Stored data
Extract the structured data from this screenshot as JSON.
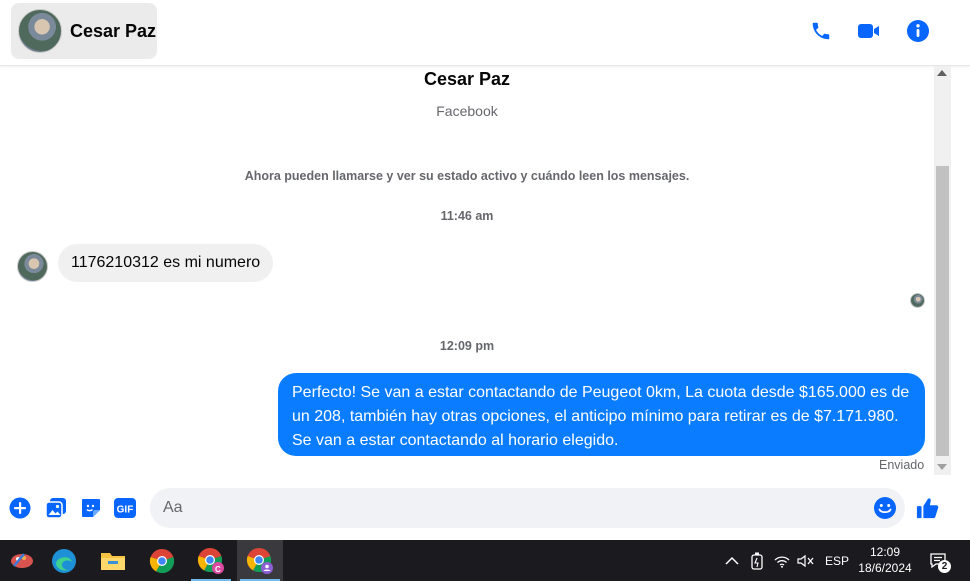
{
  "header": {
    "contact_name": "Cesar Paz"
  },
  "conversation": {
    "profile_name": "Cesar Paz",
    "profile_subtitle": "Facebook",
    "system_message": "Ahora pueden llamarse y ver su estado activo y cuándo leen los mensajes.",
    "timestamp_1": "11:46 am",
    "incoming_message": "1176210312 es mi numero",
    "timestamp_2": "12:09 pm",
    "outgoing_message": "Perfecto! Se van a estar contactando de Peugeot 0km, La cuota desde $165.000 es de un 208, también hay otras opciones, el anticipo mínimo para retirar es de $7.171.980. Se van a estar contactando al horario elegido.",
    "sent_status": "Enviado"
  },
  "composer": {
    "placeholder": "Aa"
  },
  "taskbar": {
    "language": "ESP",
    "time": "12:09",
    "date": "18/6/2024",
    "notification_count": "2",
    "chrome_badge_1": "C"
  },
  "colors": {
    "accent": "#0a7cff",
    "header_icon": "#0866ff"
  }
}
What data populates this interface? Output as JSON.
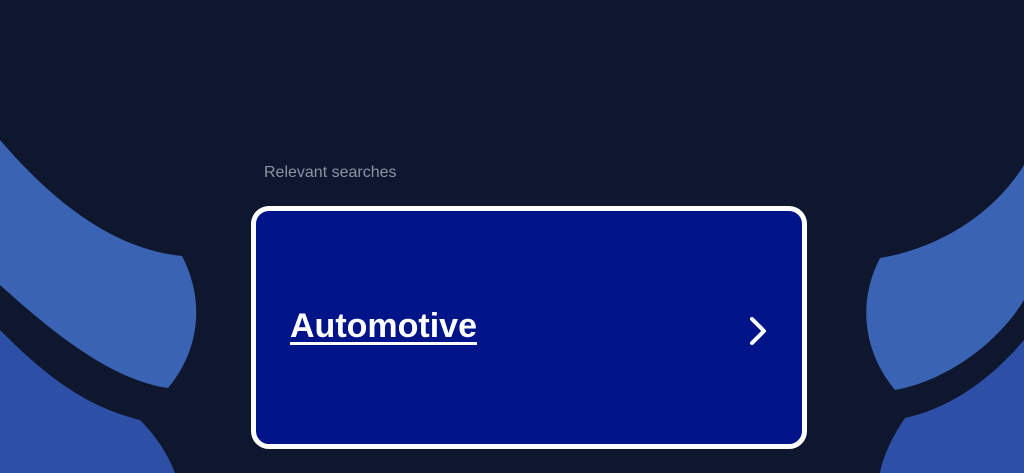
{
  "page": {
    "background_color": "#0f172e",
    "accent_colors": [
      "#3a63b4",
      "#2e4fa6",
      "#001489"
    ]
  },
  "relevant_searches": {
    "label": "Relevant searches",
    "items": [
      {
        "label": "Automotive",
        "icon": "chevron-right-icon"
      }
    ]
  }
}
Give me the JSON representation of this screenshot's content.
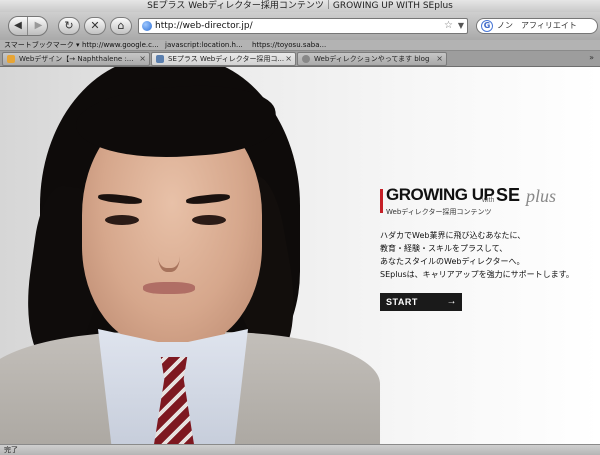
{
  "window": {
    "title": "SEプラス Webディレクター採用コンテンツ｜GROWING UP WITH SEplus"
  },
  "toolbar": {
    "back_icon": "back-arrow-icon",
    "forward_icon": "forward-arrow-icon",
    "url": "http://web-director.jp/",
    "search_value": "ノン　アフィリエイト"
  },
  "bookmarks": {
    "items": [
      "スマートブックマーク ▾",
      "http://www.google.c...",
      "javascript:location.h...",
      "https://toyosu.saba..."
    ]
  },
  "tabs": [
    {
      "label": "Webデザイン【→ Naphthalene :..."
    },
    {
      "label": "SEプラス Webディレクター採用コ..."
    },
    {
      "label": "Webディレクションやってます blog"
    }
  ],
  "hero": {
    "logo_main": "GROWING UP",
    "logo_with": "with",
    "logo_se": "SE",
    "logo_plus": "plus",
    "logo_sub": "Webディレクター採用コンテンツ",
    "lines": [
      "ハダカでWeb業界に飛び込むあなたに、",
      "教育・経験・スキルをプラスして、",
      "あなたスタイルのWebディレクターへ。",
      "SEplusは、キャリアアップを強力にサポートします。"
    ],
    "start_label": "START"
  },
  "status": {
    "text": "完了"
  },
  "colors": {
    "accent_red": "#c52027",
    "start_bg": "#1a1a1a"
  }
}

AIM OF THE TASK –
From the data above, copy each line that has the string "JSON".

OUTPUT FOR THIS TASK –
Extract the structured data from this screenshot as JSON.
What data populates this interface? Output as JSON.
Give me the JSON representation of this screenshot's content.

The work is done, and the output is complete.